What the exercise asks
Of all the lines in the material, how many include the word "measured"? Give only the number.

Extracted data

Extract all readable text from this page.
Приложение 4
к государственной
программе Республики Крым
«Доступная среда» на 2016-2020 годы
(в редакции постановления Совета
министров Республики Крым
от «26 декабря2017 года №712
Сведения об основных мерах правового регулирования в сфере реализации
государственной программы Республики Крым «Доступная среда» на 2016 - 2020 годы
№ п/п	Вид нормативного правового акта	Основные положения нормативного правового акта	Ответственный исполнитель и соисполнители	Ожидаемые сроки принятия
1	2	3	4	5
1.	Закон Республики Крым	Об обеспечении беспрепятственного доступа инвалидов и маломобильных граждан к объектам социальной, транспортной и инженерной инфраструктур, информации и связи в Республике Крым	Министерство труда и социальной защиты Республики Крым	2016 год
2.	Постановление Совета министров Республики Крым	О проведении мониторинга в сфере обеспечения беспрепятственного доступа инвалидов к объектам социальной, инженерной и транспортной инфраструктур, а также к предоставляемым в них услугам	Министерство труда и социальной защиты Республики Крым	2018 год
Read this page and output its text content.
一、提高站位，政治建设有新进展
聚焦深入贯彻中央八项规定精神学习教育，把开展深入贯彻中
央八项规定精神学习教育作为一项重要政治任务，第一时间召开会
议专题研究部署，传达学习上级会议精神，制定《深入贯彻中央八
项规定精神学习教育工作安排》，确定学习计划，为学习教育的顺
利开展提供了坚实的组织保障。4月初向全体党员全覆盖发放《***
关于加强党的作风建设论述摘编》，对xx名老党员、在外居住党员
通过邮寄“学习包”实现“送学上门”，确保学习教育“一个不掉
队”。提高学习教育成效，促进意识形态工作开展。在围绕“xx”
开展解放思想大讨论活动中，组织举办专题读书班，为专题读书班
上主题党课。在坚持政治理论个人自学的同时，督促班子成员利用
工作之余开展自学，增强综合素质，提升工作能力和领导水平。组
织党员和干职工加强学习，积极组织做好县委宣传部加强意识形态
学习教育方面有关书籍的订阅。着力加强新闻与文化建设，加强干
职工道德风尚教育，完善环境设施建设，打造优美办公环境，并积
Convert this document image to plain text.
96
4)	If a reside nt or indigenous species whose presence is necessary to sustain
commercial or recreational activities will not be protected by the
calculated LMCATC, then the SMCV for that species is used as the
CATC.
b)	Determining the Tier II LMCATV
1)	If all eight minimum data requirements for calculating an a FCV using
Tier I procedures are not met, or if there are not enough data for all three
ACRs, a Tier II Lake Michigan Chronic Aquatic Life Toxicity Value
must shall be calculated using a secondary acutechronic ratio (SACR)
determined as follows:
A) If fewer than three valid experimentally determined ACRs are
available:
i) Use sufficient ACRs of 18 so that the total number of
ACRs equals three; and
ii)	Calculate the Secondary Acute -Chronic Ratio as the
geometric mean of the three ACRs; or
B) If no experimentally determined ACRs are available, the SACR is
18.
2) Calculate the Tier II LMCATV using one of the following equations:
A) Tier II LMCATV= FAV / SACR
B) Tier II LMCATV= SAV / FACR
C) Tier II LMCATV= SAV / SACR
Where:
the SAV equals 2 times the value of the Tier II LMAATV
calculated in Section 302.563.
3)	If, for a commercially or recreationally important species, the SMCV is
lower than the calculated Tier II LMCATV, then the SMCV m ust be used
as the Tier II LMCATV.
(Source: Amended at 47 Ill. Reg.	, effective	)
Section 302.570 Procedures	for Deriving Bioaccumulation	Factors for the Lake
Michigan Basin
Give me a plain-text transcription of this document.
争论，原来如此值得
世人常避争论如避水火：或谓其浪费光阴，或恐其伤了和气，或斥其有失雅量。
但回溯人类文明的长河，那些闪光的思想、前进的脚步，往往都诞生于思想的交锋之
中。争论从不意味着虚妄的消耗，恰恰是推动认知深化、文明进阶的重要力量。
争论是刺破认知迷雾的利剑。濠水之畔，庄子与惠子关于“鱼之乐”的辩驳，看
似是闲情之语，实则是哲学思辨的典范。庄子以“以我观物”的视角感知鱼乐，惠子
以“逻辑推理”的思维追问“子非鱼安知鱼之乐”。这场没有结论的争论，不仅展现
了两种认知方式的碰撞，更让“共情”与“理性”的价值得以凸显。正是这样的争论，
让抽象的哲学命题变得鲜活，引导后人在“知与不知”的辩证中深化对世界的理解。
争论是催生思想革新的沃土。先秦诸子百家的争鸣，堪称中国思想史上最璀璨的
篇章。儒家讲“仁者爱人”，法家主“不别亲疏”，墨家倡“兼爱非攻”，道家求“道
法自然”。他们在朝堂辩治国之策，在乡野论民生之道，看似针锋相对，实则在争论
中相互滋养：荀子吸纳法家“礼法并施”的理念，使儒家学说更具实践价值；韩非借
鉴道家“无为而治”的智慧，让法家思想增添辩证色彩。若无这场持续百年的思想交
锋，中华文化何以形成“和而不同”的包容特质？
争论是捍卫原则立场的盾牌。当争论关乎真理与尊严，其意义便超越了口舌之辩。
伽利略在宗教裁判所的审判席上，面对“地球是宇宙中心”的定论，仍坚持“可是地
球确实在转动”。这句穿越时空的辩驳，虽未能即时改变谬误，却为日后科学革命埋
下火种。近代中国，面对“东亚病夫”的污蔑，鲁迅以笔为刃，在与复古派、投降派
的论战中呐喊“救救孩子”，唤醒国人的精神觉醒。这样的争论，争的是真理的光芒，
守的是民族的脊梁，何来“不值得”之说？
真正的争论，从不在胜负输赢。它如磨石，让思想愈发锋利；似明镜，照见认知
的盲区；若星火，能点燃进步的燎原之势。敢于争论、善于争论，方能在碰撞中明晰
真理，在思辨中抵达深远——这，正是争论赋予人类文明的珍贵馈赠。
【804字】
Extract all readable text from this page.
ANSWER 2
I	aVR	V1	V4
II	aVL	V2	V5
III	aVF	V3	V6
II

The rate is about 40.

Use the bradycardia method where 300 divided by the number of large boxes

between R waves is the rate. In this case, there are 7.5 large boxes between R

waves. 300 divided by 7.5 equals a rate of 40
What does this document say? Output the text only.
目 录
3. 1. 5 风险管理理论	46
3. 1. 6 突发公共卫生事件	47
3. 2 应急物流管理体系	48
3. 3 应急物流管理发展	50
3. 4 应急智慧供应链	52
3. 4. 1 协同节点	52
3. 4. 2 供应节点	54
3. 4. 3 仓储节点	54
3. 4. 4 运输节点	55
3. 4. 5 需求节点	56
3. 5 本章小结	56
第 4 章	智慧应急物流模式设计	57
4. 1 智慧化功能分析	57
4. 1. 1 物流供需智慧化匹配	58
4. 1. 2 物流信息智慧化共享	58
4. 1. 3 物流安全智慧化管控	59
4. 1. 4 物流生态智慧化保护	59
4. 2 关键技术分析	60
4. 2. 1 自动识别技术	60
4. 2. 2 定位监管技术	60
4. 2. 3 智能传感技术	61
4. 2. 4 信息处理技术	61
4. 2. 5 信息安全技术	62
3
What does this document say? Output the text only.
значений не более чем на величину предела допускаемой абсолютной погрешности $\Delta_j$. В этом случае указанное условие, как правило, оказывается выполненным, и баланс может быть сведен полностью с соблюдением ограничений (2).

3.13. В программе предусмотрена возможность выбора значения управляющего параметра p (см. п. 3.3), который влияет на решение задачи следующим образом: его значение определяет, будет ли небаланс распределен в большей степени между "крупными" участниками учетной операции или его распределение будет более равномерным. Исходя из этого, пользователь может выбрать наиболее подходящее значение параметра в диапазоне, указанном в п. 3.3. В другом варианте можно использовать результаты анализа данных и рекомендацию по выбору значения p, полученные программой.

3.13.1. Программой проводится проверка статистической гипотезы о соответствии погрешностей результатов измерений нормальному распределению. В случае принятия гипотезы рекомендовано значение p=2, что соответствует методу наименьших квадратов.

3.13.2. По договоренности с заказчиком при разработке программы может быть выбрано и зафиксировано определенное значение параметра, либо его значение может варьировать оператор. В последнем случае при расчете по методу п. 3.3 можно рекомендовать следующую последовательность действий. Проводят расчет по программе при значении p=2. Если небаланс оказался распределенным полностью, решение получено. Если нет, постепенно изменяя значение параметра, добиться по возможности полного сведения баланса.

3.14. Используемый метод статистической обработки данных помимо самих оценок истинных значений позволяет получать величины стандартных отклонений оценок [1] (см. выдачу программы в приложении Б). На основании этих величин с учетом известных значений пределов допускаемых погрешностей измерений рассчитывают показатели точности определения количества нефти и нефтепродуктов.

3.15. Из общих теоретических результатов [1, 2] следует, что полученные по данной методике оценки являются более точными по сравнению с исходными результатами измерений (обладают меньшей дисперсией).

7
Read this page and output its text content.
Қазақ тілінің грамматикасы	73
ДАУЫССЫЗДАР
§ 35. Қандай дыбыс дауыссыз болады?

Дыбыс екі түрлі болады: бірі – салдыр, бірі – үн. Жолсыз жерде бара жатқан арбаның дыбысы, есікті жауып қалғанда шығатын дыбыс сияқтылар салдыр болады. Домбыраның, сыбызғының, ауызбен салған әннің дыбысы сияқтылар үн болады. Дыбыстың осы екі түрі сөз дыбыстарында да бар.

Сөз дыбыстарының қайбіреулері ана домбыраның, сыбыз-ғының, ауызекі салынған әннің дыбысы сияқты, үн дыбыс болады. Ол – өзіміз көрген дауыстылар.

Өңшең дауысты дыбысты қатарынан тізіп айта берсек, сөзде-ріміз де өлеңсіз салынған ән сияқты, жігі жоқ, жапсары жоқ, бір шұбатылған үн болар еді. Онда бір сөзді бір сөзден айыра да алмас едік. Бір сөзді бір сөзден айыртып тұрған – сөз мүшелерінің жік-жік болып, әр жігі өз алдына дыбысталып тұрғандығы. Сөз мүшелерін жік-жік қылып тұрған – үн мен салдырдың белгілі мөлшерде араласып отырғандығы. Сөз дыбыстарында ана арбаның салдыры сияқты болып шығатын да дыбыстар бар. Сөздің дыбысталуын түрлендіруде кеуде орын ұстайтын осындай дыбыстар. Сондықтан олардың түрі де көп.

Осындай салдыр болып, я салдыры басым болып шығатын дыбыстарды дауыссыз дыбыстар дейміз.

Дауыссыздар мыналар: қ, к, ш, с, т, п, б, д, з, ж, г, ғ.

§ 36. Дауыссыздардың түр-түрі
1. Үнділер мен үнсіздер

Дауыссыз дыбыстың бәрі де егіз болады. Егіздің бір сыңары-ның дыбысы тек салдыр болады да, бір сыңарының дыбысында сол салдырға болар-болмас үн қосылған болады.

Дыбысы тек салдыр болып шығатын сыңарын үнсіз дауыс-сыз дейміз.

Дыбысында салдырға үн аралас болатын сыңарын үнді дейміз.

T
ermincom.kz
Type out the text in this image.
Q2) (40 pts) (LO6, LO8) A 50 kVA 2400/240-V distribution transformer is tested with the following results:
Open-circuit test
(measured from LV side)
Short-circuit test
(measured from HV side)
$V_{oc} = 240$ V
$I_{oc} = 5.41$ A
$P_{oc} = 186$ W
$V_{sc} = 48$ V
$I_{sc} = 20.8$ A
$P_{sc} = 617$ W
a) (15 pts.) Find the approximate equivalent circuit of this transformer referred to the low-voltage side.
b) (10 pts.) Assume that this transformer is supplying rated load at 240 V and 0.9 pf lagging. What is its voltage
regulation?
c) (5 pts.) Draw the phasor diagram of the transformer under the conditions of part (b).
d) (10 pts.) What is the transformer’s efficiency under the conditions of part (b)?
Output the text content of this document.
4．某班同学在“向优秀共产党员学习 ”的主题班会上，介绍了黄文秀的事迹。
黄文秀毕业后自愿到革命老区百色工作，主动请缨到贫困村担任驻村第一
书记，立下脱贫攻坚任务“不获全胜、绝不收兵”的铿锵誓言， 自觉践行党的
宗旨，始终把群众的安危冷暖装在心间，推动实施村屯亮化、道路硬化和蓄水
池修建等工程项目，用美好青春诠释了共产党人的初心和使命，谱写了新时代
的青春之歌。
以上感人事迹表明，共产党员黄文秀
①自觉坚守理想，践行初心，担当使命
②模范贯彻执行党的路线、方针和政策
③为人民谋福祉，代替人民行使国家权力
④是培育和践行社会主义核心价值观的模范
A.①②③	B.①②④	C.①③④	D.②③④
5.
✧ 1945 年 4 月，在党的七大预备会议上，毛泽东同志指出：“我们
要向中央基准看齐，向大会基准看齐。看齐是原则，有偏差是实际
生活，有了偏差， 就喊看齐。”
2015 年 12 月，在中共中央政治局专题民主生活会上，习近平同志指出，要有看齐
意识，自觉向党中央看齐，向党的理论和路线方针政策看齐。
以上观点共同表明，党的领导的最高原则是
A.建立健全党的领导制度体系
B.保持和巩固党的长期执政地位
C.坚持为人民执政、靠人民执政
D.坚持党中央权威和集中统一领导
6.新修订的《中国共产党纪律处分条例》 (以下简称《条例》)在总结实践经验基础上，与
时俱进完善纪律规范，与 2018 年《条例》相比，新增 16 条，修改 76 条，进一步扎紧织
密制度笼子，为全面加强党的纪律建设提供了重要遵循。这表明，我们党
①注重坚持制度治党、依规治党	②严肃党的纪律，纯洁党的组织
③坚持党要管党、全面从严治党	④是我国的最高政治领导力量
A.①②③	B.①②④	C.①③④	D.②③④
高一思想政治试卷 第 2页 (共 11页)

Response
2